* start Provided records *

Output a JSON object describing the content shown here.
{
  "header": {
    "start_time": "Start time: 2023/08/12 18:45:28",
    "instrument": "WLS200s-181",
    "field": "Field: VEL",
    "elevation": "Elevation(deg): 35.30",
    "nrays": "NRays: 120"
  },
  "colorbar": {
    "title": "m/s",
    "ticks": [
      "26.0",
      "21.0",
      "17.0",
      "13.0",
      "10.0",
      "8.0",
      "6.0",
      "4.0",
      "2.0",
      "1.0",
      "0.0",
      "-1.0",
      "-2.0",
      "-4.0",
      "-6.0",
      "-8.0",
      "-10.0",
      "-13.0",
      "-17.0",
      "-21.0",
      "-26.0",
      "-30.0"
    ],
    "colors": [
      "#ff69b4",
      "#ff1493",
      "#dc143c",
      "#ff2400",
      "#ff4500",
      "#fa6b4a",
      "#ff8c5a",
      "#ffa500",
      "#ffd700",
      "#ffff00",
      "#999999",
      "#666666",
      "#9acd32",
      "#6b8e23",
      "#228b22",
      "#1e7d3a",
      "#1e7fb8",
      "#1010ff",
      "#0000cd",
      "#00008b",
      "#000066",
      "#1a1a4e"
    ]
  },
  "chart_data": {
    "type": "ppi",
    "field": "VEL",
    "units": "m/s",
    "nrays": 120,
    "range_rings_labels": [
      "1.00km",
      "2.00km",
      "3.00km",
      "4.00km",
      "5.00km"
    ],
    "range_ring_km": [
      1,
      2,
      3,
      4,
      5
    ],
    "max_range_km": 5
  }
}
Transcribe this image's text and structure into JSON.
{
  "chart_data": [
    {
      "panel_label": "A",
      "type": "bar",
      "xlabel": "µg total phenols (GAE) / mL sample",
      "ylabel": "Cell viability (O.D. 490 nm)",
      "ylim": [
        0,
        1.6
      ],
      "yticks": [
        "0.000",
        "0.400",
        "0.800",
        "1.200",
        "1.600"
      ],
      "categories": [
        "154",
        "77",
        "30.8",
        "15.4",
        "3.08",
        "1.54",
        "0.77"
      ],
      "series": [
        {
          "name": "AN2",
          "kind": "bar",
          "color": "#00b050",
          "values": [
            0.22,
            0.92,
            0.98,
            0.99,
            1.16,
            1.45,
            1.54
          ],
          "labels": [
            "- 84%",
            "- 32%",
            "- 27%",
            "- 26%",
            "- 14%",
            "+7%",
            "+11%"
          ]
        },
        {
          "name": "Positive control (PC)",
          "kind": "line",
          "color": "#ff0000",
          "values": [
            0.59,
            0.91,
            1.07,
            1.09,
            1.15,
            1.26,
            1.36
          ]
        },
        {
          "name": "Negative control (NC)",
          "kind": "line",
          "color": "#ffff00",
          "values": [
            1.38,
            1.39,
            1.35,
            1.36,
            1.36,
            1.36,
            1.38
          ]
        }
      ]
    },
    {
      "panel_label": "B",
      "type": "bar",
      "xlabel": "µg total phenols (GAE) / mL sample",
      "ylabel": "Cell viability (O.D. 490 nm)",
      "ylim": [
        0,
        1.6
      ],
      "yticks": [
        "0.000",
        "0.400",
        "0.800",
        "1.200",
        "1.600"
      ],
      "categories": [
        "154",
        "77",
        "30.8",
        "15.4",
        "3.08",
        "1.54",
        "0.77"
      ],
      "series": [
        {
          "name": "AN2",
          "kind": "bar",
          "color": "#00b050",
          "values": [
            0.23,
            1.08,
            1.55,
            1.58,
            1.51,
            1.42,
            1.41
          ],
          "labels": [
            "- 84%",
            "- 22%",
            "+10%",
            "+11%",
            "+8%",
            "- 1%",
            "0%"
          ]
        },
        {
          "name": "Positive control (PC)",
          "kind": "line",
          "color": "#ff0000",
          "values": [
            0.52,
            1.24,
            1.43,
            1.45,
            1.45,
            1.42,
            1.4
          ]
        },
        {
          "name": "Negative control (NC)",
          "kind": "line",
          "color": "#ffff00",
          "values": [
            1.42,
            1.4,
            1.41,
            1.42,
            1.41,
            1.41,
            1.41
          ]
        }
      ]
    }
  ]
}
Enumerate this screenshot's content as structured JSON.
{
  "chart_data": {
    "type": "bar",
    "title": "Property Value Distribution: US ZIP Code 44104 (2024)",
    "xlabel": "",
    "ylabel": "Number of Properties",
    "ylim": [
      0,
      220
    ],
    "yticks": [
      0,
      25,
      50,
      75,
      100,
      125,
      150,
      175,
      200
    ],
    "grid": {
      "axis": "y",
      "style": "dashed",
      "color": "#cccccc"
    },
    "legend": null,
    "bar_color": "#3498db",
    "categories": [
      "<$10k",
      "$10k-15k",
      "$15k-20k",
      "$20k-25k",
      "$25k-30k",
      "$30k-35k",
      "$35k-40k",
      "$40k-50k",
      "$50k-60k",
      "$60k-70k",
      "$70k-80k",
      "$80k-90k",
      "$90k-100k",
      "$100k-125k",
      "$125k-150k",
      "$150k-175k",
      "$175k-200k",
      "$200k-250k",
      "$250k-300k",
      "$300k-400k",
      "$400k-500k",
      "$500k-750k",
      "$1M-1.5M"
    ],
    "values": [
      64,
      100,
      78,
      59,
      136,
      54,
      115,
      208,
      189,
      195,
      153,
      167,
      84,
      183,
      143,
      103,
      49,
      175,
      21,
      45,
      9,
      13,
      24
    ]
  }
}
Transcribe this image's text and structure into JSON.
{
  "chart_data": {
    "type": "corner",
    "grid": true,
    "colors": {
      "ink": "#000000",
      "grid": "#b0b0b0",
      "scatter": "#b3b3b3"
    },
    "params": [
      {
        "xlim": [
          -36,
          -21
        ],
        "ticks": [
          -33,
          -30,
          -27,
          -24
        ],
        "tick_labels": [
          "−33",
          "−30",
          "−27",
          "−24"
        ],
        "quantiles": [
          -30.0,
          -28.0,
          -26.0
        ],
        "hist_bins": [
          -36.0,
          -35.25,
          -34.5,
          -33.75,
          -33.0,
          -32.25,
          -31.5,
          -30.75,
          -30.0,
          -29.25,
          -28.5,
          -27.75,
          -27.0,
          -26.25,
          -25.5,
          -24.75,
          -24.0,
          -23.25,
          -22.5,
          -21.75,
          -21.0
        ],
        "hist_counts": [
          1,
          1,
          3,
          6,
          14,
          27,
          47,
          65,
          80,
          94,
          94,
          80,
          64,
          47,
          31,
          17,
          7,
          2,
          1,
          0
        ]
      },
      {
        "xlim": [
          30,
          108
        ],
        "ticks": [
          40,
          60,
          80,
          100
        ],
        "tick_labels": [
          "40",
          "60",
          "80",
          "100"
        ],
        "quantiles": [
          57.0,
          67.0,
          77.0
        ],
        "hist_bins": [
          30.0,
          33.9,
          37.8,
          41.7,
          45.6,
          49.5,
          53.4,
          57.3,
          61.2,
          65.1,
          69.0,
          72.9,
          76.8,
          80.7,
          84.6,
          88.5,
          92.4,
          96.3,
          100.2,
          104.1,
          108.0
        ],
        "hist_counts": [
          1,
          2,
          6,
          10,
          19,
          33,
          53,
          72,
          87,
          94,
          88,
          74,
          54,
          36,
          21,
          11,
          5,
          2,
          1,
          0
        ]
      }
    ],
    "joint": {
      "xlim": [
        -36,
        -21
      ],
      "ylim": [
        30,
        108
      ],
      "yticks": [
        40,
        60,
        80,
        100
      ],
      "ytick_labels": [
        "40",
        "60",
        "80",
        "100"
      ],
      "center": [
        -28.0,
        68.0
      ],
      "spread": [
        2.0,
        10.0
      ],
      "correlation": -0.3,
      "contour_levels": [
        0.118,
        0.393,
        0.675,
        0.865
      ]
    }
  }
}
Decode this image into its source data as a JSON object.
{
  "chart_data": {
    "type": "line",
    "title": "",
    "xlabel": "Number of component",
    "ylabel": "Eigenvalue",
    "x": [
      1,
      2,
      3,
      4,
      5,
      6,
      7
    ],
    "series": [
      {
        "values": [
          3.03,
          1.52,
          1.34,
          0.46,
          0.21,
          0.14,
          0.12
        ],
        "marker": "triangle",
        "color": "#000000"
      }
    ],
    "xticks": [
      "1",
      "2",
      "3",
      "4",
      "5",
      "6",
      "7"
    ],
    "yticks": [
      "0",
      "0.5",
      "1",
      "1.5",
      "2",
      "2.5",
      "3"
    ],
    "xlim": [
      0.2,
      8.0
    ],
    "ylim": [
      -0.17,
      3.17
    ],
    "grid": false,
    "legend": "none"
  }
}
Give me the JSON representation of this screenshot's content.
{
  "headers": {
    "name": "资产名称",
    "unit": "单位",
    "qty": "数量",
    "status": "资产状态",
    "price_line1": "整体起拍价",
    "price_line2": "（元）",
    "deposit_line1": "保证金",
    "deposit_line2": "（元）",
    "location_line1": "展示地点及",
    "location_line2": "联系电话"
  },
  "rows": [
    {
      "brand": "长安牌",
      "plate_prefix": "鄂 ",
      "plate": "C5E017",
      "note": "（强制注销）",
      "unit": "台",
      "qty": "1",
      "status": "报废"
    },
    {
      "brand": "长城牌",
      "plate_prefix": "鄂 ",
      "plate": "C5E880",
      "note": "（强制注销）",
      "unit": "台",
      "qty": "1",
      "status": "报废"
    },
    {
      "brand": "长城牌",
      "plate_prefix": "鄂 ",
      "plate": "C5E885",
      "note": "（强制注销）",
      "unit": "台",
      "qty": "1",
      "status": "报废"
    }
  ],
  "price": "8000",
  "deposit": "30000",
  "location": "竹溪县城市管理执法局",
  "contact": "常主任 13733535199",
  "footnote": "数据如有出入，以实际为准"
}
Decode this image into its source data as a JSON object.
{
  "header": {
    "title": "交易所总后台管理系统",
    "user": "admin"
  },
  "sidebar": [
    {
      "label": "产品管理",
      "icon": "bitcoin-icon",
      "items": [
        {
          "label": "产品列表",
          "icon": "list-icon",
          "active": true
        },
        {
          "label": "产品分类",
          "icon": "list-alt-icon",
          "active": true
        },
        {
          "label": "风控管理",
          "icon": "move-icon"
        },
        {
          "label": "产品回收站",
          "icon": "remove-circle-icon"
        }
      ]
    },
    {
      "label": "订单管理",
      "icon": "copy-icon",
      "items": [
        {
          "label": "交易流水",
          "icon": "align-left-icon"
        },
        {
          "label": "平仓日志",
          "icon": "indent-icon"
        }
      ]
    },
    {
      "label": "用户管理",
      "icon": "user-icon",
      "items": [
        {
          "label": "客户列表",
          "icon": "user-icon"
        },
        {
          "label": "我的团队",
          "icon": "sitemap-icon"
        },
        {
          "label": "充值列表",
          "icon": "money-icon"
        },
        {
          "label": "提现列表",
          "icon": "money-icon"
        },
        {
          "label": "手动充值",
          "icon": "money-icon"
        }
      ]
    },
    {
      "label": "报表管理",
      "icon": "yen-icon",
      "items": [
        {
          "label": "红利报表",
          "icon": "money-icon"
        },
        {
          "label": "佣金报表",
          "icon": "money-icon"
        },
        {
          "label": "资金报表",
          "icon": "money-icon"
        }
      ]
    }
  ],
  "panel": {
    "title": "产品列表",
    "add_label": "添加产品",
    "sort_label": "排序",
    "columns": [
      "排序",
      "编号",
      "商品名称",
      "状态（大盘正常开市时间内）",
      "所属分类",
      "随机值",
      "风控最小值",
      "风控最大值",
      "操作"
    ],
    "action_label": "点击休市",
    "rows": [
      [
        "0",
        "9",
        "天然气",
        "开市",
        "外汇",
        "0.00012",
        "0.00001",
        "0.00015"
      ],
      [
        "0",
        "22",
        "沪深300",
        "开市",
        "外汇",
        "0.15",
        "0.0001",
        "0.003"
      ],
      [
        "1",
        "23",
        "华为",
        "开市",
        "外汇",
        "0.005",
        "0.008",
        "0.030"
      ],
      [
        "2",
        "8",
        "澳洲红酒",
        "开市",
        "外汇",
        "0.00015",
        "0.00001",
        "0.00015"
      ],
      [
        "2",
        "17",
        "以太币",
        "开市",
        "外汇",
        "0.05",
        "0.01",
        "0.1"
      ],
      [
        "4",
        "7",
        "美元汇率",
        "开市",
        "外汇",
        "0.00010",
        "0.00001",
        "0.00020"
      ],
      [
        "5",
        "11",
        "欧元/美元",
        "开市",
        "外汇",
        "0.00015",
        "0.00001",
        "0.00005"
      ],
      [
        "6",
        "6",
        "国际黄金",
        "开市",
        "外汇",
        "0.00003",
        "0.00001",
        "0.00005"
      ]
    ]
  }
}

* end Provided records *

(Task to complete) Looking back at the lines above, state how many contain the word "grid", and supply nothing besides the number.

(Full answer) 4